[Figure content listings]

──────────

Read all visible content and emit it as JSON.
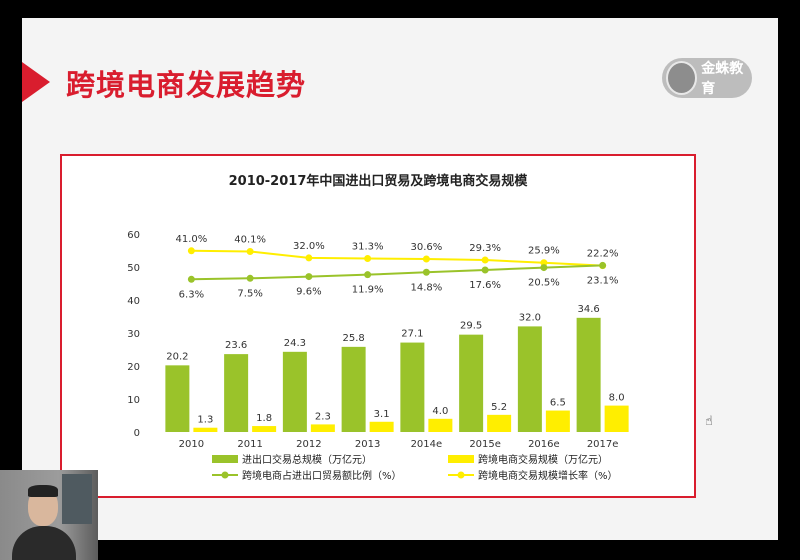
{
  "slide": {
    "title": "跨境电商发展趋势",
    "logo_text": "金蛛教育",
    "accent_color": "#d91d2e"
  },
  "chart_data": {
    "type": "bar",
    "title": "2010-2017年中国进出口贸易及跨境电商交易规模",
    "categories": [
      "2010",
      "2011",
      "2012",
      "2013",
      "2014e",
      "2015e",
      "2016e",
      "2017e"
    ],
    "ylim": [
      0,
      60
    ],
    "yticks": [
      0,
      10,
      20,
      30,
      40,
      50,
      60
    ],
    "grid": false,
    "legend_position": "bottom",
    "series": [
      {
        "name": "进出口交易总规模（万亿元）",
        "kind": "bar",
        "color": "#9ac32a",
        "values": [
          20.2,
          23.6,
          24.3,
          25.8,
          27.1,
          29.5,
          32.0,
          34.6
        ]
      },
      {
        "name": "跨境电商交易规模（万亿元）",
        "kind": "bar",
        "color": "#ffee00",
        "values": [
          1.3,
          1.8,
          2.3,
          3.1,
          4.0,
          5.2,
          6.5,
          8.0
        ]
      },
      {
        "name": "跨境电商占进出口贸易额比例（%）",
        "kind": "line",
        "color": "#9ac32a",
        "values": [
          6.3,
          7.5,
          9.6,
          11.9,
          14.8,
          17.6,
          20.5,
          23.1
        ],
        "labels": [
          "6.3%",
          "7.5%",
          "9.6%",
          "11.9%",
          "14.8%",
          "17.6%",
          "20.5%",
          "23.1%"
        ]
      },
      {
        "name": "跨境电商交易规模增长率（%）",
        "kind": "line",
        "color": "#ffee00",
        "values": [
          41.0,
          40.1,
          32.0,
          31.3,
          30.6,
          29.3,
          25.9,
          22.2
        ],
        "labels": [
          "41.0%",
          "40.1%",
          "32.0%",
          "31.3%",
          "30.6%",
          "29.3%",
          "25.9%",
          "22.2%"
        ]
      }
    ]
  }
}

──────────

SHORT TASK
Collect every line from the records above that contains the word "name".

FINAL RESULT
        "name": "进出口交易总规模（万亿元）",
        "name": "跨境电商交易规模（万亿元）",
        "name": "跨境电商占进出口贸易额比例（%）",
        "name": "跨境电商交易规模增长率（%）",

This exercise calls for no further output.